• _Data records_:
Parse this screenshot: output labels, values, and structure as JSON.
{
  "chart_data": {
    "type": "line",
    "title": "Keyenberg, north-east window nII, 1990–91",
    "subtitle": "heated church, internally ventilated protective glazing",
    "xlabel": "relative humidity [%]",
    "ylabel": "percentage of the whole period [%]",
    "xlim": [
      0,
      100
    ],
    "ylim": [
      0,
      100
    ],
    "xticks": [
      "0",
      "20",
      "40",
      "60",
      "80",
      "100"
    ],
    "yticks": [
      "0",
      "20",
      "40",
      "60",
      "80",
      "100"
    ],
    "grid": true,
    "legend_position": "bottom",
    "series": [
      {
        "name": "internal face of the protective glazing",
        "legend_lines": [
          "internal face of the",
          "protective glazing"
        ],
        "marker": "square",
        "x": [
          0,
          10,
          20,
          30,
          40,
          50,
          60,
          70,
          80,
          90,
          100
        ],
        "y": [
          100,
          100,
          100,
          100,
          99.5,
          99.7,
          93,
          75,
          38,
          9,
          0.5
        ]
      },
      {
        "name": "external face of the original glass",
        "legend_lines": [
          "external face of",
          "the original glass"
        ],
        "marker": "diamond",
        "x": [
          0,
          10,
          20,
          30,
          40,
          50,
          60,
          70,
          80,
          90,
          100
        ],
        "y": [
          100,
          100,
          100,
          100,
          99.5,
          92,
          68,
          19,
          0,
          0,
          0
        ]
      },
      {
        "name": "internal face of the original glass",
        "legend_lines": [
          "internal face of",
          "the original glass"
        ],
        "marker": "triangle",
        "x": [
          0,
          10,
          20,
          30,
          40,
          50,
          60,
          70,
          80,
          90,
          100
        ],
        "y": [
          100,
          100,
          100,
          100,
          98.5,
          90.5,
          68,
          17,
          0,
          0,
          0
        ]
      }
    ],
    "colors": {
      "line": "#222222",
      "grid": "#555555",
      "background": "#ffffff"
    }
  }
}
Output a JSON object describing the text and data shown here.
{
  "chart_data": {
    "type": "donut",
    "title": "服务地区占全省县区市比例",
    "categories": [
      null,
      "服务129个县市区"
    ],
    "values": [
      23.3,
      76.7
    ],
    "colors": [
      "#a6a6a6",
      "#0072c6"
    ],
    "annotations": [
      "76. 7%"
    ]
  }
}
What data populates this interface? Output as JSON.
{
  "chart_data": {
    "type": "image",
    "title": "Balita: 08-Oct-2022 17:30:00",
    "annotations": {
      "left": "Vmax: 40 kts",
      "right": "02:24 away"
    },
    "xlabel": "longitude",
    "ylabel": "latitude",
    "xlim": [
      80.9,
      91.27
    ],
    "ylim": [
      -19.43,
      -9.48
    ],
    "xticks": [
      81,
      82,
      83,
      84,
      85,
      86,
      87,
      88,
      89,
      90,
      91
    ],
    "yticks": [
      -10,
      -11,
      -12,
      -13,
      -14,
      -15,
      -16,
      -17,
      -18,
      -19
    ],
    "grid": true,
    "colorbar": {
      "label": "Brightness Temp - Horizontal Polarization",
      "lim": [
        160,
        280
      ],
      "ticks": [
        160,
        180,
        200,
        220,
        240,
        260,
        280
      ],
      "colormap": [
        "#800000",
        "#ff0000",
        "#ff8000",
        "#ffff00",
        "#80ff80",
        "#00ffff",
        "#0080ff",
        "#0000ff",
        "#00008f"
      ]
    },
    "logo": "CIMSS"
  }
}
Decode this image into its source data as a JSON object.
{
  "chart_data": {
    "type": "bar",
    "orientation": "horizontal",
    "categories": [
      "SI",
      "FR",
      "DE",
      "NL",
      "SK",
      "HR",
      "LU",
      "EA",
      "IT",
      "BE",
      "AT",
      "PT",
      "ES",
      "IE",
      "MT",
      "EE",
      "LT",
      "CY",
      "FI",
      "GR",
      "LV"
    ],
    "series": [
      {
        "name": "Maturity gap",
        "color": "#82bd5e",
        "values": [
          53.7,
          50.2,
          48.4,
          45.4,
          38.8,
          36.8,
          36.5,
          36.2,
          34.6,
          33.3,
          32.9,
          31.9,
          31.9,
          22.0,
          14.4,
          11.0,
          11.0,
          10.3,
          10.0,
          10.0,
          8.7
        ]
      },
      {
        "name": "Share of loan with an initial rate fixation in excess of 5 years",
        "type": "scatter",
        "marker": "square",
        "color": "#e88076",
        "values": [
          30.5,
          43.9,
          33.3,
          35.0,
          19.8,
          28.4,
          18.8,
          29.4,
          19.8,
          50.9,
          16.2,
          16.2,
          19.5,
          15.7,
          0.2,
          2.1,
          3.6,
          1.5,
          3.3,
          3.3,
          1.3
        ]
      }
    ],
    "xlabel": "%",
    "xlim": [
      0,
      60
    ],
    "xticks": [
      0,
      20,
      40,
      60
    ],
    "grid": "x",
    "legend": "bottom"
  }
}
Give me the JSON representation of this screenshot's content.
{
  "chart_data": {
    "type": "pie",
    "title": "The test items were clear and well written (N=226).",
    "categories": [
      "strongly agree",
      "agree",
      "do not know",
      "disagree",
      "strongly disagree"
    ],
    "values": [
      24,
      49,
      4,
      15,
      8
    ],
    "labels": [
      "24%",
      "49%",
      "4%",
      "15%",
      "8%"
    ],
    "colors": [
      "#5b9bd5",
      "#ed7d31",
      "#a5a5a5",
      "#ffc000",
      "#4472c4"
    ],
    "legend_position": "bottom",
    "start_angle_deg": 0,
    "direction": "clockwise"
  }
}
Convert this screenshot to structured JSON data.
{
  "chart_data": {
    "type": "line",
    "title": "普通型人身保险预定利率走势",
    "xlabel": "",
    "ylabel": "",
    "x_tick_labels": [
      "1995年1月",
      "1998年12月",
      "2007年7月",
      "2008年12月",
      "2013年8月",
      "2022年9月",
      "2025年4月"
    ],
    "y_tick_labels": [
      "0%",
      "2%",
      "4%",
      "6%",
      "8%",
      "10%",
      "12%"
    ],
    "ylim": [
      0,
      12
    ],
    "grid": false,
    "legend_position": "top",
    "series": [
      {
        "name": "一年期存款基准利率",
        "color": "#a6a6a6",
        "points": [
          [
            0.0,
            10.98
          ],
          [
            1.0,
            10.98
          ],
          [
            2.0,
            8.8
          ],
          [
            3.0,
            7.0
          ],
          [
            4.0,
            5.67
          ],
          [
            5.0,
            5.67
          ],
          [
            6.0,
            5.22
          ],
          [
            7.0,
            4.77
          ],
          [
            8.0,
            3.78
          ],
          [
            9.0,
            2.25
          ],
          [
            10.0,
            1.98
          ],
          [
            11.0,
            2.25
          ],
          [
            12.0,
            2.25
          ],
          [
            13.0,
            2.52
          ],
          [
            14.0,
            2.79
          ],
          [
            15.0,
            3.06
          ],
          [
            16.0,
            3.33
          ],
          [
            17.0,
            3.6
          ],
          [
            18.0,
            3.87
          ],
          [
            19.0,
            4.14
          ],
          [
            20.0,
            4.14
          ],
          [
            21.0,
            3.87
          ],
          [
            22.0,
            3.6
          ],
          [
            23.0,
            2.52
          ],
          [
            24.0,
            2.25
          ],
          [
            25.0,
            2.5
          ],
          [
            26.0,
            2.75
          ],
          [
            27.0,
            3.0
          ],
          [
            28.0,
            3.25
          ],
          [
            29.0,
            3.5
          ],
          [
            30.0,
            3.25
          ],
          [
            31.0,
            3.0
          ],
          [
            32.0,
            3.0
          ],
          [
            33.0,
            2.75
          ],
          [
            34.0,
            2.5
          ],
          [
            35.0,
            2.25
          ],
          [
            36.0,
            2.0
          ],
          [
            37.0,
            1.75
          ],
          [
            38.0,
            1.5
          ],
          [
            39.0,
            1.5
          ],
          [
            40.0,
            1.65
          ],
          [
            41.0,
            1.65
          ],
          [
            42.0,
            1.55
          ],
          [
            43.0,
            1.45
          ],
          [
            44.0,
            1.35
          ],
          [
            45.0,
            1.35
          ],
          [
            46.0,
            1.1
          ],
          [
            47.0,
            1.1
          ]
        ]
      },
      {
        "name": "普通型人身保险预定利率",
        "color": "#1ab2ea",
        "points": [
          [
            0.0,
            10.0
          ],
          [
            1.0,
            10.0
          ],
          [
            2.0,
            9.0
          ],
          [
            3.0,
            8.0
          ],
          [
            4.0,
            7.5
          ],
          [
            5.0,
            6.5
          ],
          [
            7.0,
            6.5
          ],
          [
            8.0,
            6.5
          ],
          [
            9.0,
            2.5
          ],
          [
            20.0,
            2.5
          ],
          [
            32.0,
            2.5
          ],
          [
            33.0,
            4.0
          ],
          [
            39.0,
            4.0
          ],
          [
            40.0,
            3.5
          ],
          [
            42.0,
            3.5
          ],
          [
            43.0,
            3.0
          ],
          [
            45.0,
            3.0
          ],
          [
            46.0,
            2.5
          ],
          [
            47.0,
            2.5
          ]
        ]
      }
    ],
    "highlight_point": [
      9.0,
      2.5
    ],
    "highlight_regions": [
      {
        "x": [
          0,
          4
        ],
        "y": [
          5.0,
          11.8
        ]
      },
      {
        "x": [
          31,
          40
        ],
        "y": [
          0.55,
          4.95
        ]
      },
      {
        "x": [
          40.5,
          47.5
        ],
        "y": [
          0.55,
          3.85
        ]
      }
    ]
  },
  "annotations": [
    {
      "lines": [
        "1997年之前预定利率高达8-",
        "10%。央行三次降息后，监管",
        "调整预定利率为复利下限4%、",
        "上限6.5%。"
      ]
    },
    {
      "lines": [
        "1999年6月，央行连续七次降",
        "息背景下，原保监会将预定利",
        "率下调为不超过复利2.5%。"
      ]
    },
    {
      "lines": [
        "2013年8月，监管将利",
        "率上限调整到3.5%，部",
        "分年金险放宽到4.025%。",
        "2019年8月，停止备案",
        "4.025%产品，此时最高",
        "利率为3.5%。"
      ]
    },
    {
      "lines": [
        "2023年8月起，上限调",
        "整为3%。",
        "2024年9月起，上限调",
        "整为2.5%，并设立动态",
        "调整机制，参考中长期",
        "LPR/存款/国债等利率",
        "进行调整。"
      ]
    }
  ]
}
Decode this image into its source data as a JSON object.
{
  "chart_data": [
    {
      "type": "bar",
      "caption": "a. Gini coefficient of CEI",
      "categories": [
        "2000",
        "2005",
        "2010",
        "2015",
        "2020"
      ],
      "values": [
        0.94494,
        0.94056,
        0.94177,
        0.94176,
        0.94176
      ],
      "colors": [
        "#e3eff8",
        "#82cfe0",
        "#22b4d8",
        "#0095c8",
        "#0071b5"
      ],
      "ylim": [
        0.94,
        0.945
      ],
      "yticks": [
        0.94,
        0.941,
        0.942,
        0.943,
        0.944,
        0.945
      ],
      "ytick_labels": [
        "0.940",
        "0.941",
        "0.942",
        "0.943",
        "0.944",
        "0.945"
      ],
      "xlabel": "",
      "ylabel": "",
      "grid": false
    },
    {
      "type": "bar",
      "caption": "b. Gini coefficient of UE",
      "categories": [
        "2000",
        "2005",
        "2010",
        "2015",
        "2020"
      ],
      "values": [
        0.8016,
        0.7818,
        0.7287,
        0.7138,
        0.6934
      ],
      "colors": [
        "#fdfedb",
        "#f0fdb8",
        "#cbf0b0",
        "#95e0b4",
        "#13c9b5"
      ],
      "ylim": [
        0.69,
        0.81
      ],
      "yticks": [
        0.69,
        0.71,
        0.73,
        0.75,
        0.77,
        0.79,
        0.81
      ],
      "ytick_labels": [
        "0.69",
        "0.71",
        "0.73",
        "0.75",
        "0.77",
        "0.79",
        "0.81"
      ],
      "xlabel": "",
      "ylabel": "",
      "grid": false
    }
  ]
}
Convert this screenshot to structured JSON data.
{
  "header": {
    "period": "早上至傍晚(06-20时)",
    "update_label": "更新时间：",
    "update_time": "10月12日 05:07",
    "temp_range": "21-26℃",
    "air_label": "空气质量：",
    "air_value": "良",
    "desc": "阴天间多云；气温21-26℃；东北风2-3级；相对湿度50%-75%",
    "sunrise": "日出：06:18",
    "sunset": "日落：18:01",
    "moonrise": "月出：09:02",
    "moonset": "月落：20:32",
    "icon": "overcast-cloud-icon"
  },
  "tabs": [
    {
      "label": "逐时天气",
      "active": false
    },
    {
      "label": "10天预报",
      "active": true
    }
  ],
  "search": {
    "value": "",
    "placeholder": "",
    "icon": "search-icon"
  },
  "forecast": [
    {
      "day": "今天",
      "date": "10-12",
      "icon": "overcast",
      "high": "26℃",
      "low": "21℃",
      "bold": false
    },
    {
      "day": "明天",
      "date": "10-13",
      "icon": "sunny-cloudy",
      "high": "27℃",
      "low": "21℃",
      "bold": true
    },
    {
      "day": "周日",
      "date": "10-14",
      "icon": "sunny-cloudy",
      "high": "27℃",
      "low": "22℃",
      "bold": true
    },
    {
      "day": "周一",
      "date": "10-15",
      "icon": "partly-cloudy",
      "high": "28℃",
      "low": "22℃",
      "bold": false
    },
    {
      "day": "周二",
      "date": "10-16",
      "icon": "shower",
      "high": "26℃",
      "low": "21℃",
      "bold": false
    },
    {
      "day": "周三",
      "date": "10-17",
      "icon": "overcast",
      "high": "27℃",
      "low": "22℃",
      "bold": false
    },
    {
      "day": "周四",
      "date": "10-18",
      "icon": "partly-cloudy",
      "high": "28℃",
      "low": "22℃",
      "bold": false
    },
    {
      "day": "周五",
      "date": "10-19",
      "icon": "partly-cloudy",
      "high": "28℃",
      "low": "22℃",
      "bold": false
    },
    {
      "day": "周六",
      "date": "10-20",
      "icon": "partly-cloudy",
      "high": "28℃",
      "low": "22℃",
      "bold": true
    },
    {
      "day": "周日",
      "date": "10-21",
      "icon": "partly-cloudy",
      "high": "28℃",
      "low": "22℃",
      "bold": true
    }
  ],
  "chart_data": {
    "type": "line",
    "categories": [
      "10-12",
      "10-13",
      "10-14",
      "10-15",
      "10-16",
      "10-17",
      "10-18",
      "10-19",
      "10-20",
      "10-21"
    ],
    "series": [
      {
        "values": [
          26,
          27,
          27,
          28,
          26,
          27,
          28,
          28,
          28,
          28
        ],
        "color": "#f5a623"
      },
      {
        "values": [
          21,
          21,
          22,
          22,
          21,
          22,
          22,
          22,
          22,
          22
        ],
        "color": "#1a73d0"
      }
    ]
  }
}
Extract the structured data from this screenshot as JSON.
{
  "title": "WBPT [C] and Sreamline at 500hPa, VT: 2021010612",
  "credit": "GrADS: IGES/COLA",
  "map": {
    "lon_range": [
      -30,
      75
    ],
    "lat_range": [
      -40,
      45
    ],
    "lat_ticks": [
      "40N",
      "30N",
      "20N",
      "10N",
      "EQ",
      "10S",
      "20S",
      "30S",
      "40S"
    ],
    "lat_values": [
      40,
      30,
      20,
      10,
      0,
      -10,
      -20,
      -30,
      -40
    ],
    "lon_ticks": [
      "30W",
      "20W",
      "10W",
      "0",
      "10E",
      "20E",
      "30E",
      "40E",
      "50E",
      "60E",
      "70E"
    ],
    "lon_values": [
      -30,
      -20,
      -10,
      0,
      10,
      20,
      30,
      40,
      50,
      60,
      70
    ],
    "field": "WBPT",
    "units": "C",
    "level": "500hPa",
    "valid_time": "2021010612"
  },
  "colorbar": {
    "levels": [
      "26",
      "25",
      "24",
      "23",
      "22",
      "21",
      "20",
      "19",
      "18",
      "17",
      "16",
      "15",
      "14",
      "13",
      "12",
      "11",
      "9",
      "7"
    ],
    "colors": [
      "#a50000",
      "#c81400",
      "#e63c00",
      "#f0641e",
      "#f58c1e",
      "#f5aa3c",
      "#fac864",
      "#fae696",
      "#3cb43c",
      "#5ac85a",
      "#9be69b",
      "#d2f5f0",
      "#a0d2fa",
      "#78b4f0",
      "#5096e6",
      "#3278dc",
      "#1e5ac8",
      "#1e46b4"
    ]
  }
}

• _SHORT PROBLEM_: Count every line of the records that holds "coefficient". State the number, nothing else.

• _OUTPUT OF THE TASK_: 2